As a boy, I was determined that I would not work at an office and I resisted any training that might lead me to a desk job.  My life was lived outside even if I had no real purpose there.  Some kids spent time at the mall or at the arcade and I spent time in the canyon near my home.  I had nothing to do there and no friends to meet there, but I wasted many hours there that would have been better spent on other things.

Up until a few years ago I would long for a fishing trip to the point that it was more important than anything else.  Rafting rivers, camping, hunting, even panning for gold were regular activities that I fought for.  It seemed normal behavior and I did not expect it to ever change.

Cars – I loved cars even more than I pretend to love them now.  I loved all the cars I owned and felt a real friendship for each of them.  My cars would want to get out and do and so I enabled them.  I would just drive the freeways because my cars needed to or I would go out of my way to drive home through the mud just because the trucks wanted to.  My cars were a part of me and a reflection of what I was. 

I still talk the talk but cars have become only excessive expenses that serve only the purpose of transporting people from one place to another.  I don’t go to car shows, watch the auctions, or even drool when I am passed by a particularly sweet one.  I don’t even care to fix the dents in the ones I own.  I never imagined that cars were really just seats on wheels.  Things have changed.

[Records in a dataset]
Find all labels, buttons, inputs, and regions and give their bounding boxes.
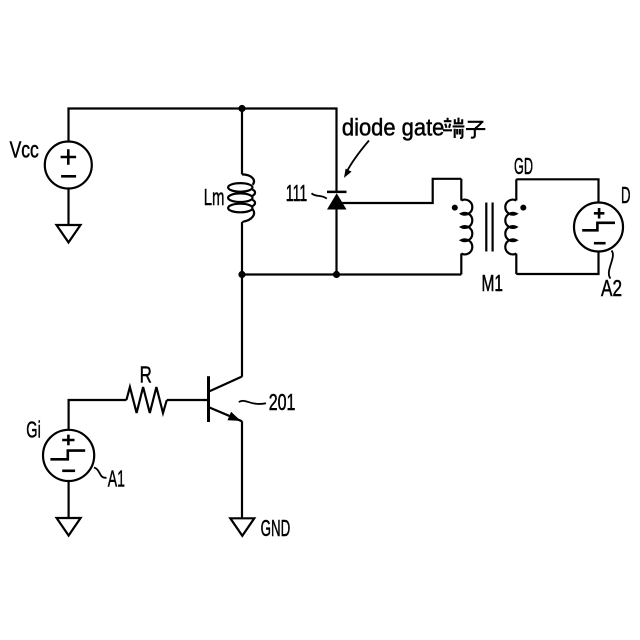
svg-text:R: R bbox=[140, 361, 152, 387]
wire secondary top to source D bbox=[516, 179, 598, 202]
label glyph 端 bbox=[443, 118, 464, 138]
label glyph 子 bbox=[466, 122, 485, 138]
wire node to Lm bbox=[241, 109, 243, 175]
voltage source D (pulse) bbox=[574, 203, 623, 252]
wire collector to bottom node bbox=[241, 275, 243, 377]
ground GND bbox=[230, 518, 254, 536]
wire diode to bottom node bbox=[335, 209, 337, 275]
leader arrow diode gate bbox=[344, 141, 369, 178]
transformer M1 primary winding bbox=[461, 179, 472, 275]
svg-text:Gi: Gi bbox=[26, 416, 41, 442]
svg-text:diode gate: diode gate bbox=[342, 114, 445, 141]
inductor Lm bbox=[228, 174, 255, 222]
wire Gi to resistor R bbox=[69, 400, 127, 430]
leader squiggle 201 bbox=[239, 401, 266, 404]
wire bottom rail bbox=[242, 273, 461, 275]
wire R to transistor base bbox=[167, 399, 207, 401]
svg-text:A2: A2 bbox=[601, 275, 622, 301]
leader squiggle 111 bbox=[312, 193, 327, 198]
transformer core bbox=[486, 203, 492, 252]
svg-text:GD: GD bbox=[514, 153, 533, 179]
svg-text:201: 201 bbox=[269, 389, 296, 415]
voltage source Vcc bbox=[45, 142, 92, 189]
polarity dot secondary bbox=[520, 205, 526, 211]
wire Lm to bottom node bbox=[241, 222, 243, 275]
wire emitter to ground bbox=[241, 421, 243, 518]
svg-text:111: 111 bbox=[286, 180, 308, 206]
svg-text:Lm: Lm bbox=[204, 184, 225, 210]
wire Gi to ground bbox=[67, 481, 69, 518]
polarity dot primary bbox=[452, 205, 458, 211]
ground (below Vcc) bbox=[57, 225, 81, 242]
wire diode to transformer primary bbox=[341, 179, 461, 203]
source Gi (pulse) bbox=[43, 430, 94, 481]
transformer M1 secondary winding bbox=[505, 179, 516, 274]
svg-text:GND: GND bbox=[261, 515, 291, 541]
svg-text:M1: M1 bbox=[482, 270, 504, 296]
leader squiggle A2 bbox=[609, 251, 613, 279]
svg-text:D: D bbox=[621, 182, 631, 208]
svg-text:Vcc: Vcc bbox=[10, 137, 39, 163]
resistor R bbox=[126, 387, 166, 413]
wire source D to bottom bbox=[516, 252, 598, 275]
transistor 201 bbox=[209, 376, 243, 425]
node diode bottom junction bbox=[333, 271, 340, 278]
diode 111 bbox=[327, 192, 347, 210]
svg-text:A1: A1 bbox=[108, 465, 125, 491]
node top junction bbox=[238, 105, 245, 112]
wire Vcc to ground bbox=[67, 189, 69, 226]
ground (below Gi) bbox=[57, 518, 81, 536]
wire top rail bbox=[69, 109, 337, 192]
leader squiggle A1 bbox=[94, 468, 107, 478]
node bottom junction bbox=[238, 271, 245, 278]
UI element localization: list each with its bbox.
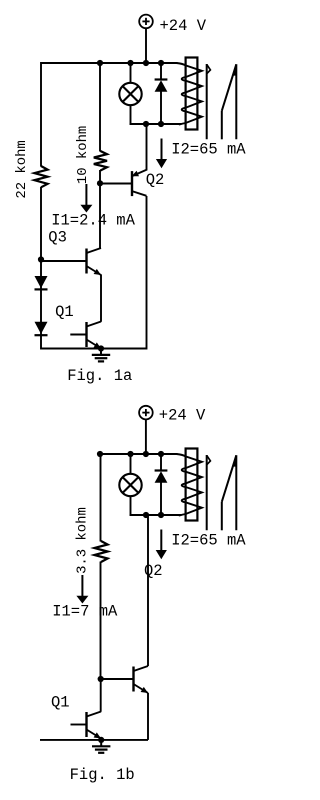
current arrow I1 (Fig 1b) xyxy=(76,575,88,604)
label I2=65 mA (Fig 1a) xyxy=(171,140,246,158)
relay contacts (Fig 1a) xyxy=(207,64,237,139)
node diode junction bottom (Fig 1b) xyxy=(158,512,164,518)
svg-text:Q3: Q3 xyxy=(48,229,67,247)
svg-text:Q1: Q1 xyxy=(55,303,74,321)
node Q1 emitter/ground junction (Fig 1b) xyxy=(98,737,104,743)
label Q3 xyxy=(48,229,67,247)
relay contacts (Fig 1b) xyxy=(207,455,237,530)
relay coil K1 (Fig 1a) xyxy=(177,58,202,130)
diode D4 flyback (Fig 1b) xyxy=(155,471,168,483)
ground symbol (Fig 1a) xyxy=(92,349,110,362)
svg-text:Q1: Q1 xyxy=(51,694,70,712)
wire supply drop (Fig 1b) xyxy=(145,419,147,454)
diode D3 flyback (Fig 1a) xyxy=(155,80,168,92)
wire left branch upper xyxy=(40,62,42,167)
svg-text:Q2: Q2 xyxy=(146,171,165,189)
power +24V supply symbol (Fig 1b) xyxy=(139,406,153,420)
node top rail left corner xyxy=(97,451,103,457)
current arrow I1 (Fig 1a) xyxy=(80,184,92,213)
node diode junction top (Fig 1b) xyxy=(158,451,164,457)
wire left line to resistor xyxy=(100,454,102,542)
label Q1 (Fig 1a) xyxy=(55,303,74,321)
wire Q2 emitter down (Fig 1b) xyxy=(147,693,149,740)
diode D1 xyxy=(35,276,48,289)
svg-text:Fig. 1a: Fig. 1a xyxy=(67,367,132,385)
wire Q3 emitter to Q1 collector xyxy=(100,275,102,322)
label +24 V (Fig 1a) xyxy=(160,17,207,35)
caption Fig. 1b xyxy=(70,766,135,784)
wire lamp bottom lead xyxy=(130,106,132,125)
node Q2 emitter junction xyxy=(143,121,149,127)
svg-text:Fig. 1b: Fig. 1b xyxy=(70,766,135,784)
wire lamp bottom lead (Fig 1b) xyxy=(130,497,132,516)
node supply junction xyxy=(143,60,149,66)
label 3.3 kohm xyxy=(74,507,90,574)
svg-text:+24 V: +24 V xyxy=(160,17,207,35)
label 22 kohm xyxy=(14,140,30,198)
lamp L2 (Fig 1b) xyxy=(119,474,141,496)
transistor Q1 (Fig 1b) xyxy=(71,712,102,739)
wire diode top lead (Fig 1b) xyxy=(160,454,162,471)
wire supply drop xyxy=(145,28,147,63)
node N1 (R2/Q3.c/Q2.b) xyxy=(97,180,103,186)
svg-text:3.3 kohm: 3.3 kohm xyxy=(74,507,90,574)
node Q1 emitter/ground junction xyxy=(98,345,104,351)
label 10 kohm xyxy=(75,126,91,184)
transistor Q1 (Fig 1a) xyxy=(70,322,101,349)
node diode junction bottom xyxy=(158,121,164,127)
label +24 V (Fig 1b) xyxy=(159,406,206,424)
wire bottom rail lamp-diode-relay (Fig 1b) xyxy=(130,514,181,516)
node lamp junction top xyxy=(127,60,133,66)
label Q2 (Fig 1b) xyxy=(144,562,163,580)
node lamp junction top (Fig 1b) xyxy=(127,451,133,457)
node supply junction (Fig 1b) xyxy=(143,451,149,457)
wire 10k bottom to node xyxy=(99,170,101,183)
current arrow I2 (Fig 1a) xyxy=(156,139,167,169)
wire resistor to Q2 base node xyxy=(100,562,102,680)
wire bottom rail lamp-diode-relay (Fig 1a) xyxy=(130,123,181,125)
wire Q2 collector down xyxy=(146,196,148,350)
wire N1 to Q3 collector xyxy=(99,183,101,248)
transistor Q2 (PNP, Fig 1a) xyxy=(132,170,147,196)
wire Q3 collector bend xyxy=(100,247,101,249)
wire bottom ground rail (Fig 1a) xyxy=(41,348,147,350)
svg-text:+24 V: +24 V xyxy=(159,406,206,424)
lamp L1 (Fig 1a) xyxy=(119,83,141,105)
resistor R3 3.3 kohm xyxy=(94,541,107,562)
label Q1 (Fig 1b) xyxy=(51,694,70,712)
wire top rail (Fig 1a) xyxy=(41,62,178,64)
relay coil K2 (Fig 1b) xyxy=(177,449,202,521)
wire top rail (Fig 1b) xyxy=(100,453,178,455)
wire ground rail (Fig 1b) xyxy=(40,739,148,741)
wire lamp top lead xyxy=(130,63,132,83)
resistor R2 10 kohm xyxy=(94,151,107,171)
wire Q2 emitter up xyxy=(146,124,148,171)
wire Q2 base xyxy=(100,183,132,185)
caption Fig. 1a xyxy=(67,367,132,385)
transistor Q2 (Fig 1b) xyxy=(101,666,149,693)
wire N2 to Q1 collector xyxy=(100,679,102,712)
diode D2 xyxy=(35,322,48,335)
wire lamp top lead (Fig 1b) xyxy=(130,454,132,474)
svg-text:I1=7 mA: I1=7 mA xyxy=(52,602,118,620)
transistor Q3 xyxy=(41,248,102,275)
node diode junction top xyxy=(158,60,164,66)
node N2 (R3/Q1.c/Q2.b) xyxy=(98,676,104,682)
node top rail / R2 junction xyxy=(97,60,103,66)
power +24V supply symbol (Fig 1a) xyxy=(139,15,153,29)
node Q3 base junction xyxy=(38,256,44,262)
node Q2 collector junction (Fig 1b) xyxy=(143,512,149,518)
svg-text:10 kohm: 10 kohm xyxy=(75,126,91,184)
svg-text:Q2: Q2 xyxy=(144,562,163,580)
svg-text:I1=2.4 mA: I1=2.4 mA xyxy=(51,212,135,230)
svg-text:I2=65 mA: I2=65 mA xyxy=(171,140,246,158)
wire Q2 collector up (Fig 1b) xyxy=(147,515,149,666)
current arrow I2 (Fig 1b) xyxy=(156,530,167,560)
label I1=2.4 mA xyxy=(51,212,135,230)
wire left branch lower xyxy=(40,187,42,350)
ground symbol (Fig 1b) xyxy=(92,740,110,753)
wire diode top lead xyxy=(160,63,162,80)
wire diode bottom lead (Fig 1b) xyxy=(160,483,162,516)
svg-text:I2=65 mA: I2=65 mA xyxy=(171,531,246,549)
resistor R1 22 kohm xyxy=(34,166,47,187)
wire Q2 base (Fig 1b) xyxy=(101,678,134,680)
wire 10k top xyxy=(99,63,101,152)
label I1=7 mA xyxy=(52,602,118,620)
label I2=65 mA (Fig 1b) xyxy=(171,531,246,549)
svg-text:22 kohm: 22 kohm xyxy=(14,140,30,198)
label Q2 (Fig 1a) xyxy=(146,171,165,189)
wire diode bottom lead xyxy=(160,92,162,125)
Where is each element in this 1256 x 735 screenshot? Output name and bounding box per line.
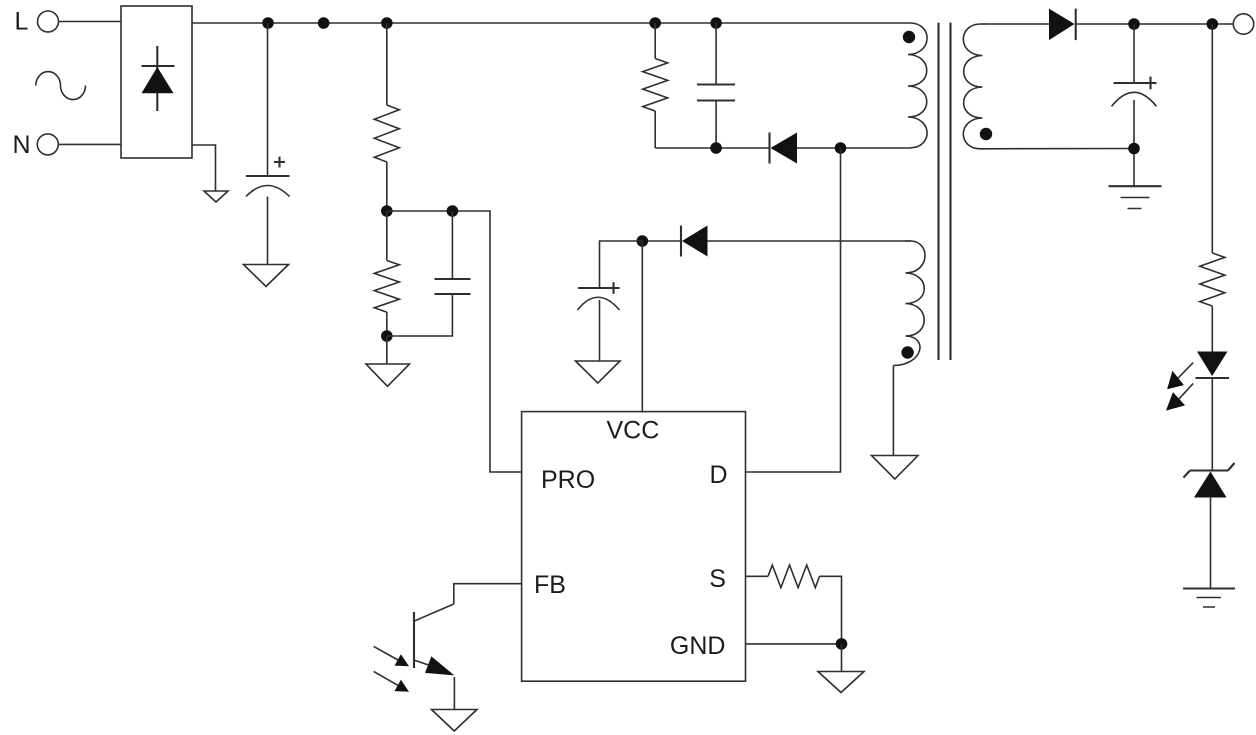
wire snubber bottom rail [655, 147, 769, 149]
LED D4 [1197, 352, 1228, 377]
wire VCC node to pin [641, 241, 643, 412]
ground (bulk cap) [244, 265, 289, 287]
terminal N [37, 134, 58, 155]
capacitor C4 plus [608, 282, 620, 294]
bridge rectifier BR1 diode [156, 46, 158, 111]
wire VCC node to cap [600, 241, 643, 288]
light arrow 1 [374, 646, 398, 660]
node output branch [1207, 18, 1219, 30]
node R1 top [381, 17, 393, 29]
terminal L [38, 11, 59, 32]
node snubber C bottom [710, 142, 722, 154]
node R2 bottom [381, 330, 393, 342]
svg-text:FB: FB [534, 571, 566, 599]
wire R5 to LED [1211, 306, 1213, 352]
wire FB pin [454, 584, 522, 604]
resistor R5 [1200, 253, 1225, 306]
diode D3 output [1049, 9, 1075, 40]
wire R4 to GND node [820, 576, 842, 644]
svg-text:D: D [710, 461, 728, 489]
wire snubber C top lead [715, 23, 717, 85]
wire output cap top lead [1133, 24, 1135, 83]
wire main HV rail [192, 22, 905, 24]
diode D2 aux [680, 226, 682, 257]
earth ground (zener) [1183, 587, 1235, 589]
wire C2 bottom lead [387, 294, 453, 336]
IC U1 box [522, 412, 746, 682]
secondary polarity dot [980, 128, 992, 140]
wire output rail [1076, 23, 1234, 25]
capacitor C2 [435, 279, 471, 294]
wire bridge minus to ground [192, 145, 216, 191]
node output cap top [1128, 18, 1140, 30]
wire C2 top lead [451, 211, 453, 279]
optocoupler U2 base bar [413, 612, 415, 668]
transformer T1 aux winding [893, 241, 925, 366]
transformer T1 primary winding [905, 23, 927, 148]
wire C4 bottom lead [599, 300, 601, 361]
capacitor C1 plus [274, 157, 285, 168]
svg-text:N: N [13, 131, 31, 159]
wire emitter down [453, 677, 455, 710]
node output cap bottom [1128, 143, 1140, 155]
wire R2 top lead [386, 211, 388, 261]
wire secondary bottom to output cap [983, 148, 1134, 150]
svg-text:VCC: VCC [607, 417, 660, 445]
node divider [381, 205, 393, 217]
resistor R4 [768, 565, 819, 588]
svg-text:S: S [709, 565, 726, 593]
optocoupler U2 emitter [415, 660, 431, 665]
wire GND node down [841, 644, 843, 672]
LED arrow 1 [1178, 363, 1193, 378]
wire R1 bottom lead [386, 162, 388, 211]
wire bulk cap bottom lead [267, 197, 269, 265]
wire N to bridge [58, 143, 121, 145]
resistor R3 snubber [643, 59, 668, 112]
wire output branch to resistor [1211, 24, 1213, 253]
wire D1 anode to primary bottom [797, 147, 911, 149]
ground (optocoupler) [432, 710, 478, 732]
transformer T1 core [939, 23, 951, 360]
aux polarity dot [901, 346, 913, 358]
light arrow 2 [374, 671, 398, 685]
ground (GND pin) [818, 672, 864, 693]
ground (divider) [366, 364, 410, 386]
LED arrow 2 [1179, 383, 1193, 399]
zener D5 [1184, 463, 1235, 478]
ground (aux winding) [872, 456, 919, 480]
wire to ground [386, 336, 388, 364]
wire D2 cathode to VCC node [642, 240, 681, 242]
primary polarity dot [903, 31, 915, 43]
node rail2 [318, 17, 330, 29]
optocoupler U2 collector [415, 604, 454, 621]
node C2 top [447, 205, 459, 217]
svg-text:GND: GND [670, 632, 726, 660]
wire S pin [746, 575, 769, 577]
capacitor C1 [246, 175, 290, 177]
wire snubber C bottom lead [715, 101, 717, 149]
wire aux top [708, 240, 911, 242]
wire zener to ground [1210, 498, 1212, 589]
wire LED to zener [1211, 378, 1213, 471]
wire snubber R bottom lead [654, 111, 656, 148]
wire secondary top to output diode [983, 23, 1049, 25]
svg-text:L: L [15, 8, 29, 36]
ground (VCC cap) [576, 361, 621, 383]
AC source sine [36, 72, 86, 100]
capacitor C4 [578, 287, 617, 289]
node VCC [637, 235, 649, 247]
node GND [836, 638, 848, 650]
bridge rectifier BR1 box [121, 6, 192, 158]
node D pin junction [835, 142, 847, 154]
node bulk [262, 17, 274, 29]
wire aux bottom to ground [892, 366, 894, 456]
wire output cap bottom lead [1133, 100, 1135, 186]
wire L to bridge [59, 21, 122, 23]
wire R2 bottom lead [386, 312, 388, 336]
wire D pin [746, 148, 841, 472]
node snubber R top [649, 17, 661, 29]
capacitor C3 snubber [697, 85, 735, 101]
wire GND pin [746, 643, 842, 645]
diode D1 snubber [768, 133, 770, 164]
node snubber C top [710, 17, 722, 29]
capacitor C5 [1114, 82, 1156, 84]
wire node to PRO [387, 211, 522, 472]
wire snubber R top lead [654, 23, 656, 59]
transformer T1 secondary winding [963, 24, 985, 149]
resistor R2 [374, 261, 399, 313]
earth ground (secondary) [1109, 185, 1162, 187]
ground (bridge) [204, 191, 228, 202]
wire R1 top lead [386, 23, 388, 105]
wire bulk cap top lead [267, 23, 269, 176]
capacitor C5 plus [1145, 77, 1157, 90]
terminal output [1233, 14, 1253, 34]
resistor R1 [374, 105, 399, 162]
svg-text:PRO: PRO [541, 466, 595, 494]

* Tasks to perform
1. In the essay about cars and outdoor life, which activities does the sentence ending "were regular activities that I fought for" list? Give all of them.
2. From the rows, extract every line from the line with "wire snubber bottom rail [655, 147, 769, 149]" up to and including the line with "wire emitter down [453, 677, 455, 710]", copying each one unchanged.

* Answers for the exercise
1.
- Rafting rivers
- Camping
- Hunting
- Panning for gold

2.
wire snubber bottom rail [655, 147, 769, 149]
LED D4 [1197, 352, 1228, 377]
wire VCC node to pin [641, 241, 643, 412]
ground (bulk cap) [244, 265, 289, 287]
terminal N [37, 134, 58, 155]
capacitor C4 plus [608, 282, 620, 294]
bridge rectifier BR1 diode [156, 46, 158, 111]
wire VCC node to cap [600, 241, 643, 288]
light arrow 1 [374, 646, 398, 660]
node output branch [1207, 18, 1219, 30]
node R1 top [381, 17, 393, 29]
terminal L [38, 11, 59, 32]
node snubber C bottom [710, 142, 722, 154]
node R2 bottom [381, 330, 393, 342]
svg-text:FB: FB [534, 571, 566, 599]
wire R5 to LED [1211, 306, 1213, 352]
wire FB pin [454, 584, 522, 604]
resistor R5 [1200, 253, 1225, 306]
diode D3 output [1049, 9, 1075, 40]
wire R4 to GND node [820, 576, 842, 644]
svg-text:D: D [710, 461, 728, 489]
wire snubber C top lead [715, 23, 717, 85]
wire output cap top lead [1133, 24, 1135, 83]
wire main HV rail [192, 22, 905, 24]
diode D2 aux [680, 226, 682, 257]
earth ground (zener) [1183, 587, 1235, 589]
wire C2 bottom lead [387, 294, 453, 336]
IC U1 box [522, 412, 746, 682]
secondary polarity dot [980, 128, 992, 140]
wire output rail [1076, 23, 1234, 25]
capacitor C2 [435, 279, 471, 294]
wire bridge minus to ground [192, 145, 216, 191]
node output cap top [1128, 18, 1140, 30]
wire C2 top lead [451, 211, 453, 279]
optocoupler U2 base bar [413, 612, 415, 668]
transformer T1 aux winding [893, 241, 925, 366]
transformer T1 primary winding [905, 23, 927, 148]
wire C4 bottom lead [599, 300, 601, 361]
capacitor C1 plus [274, 157, 285, 168]
svg-text:N: N [13, 131, 31, 159]
wire emitter down [453, 677, 455, 710]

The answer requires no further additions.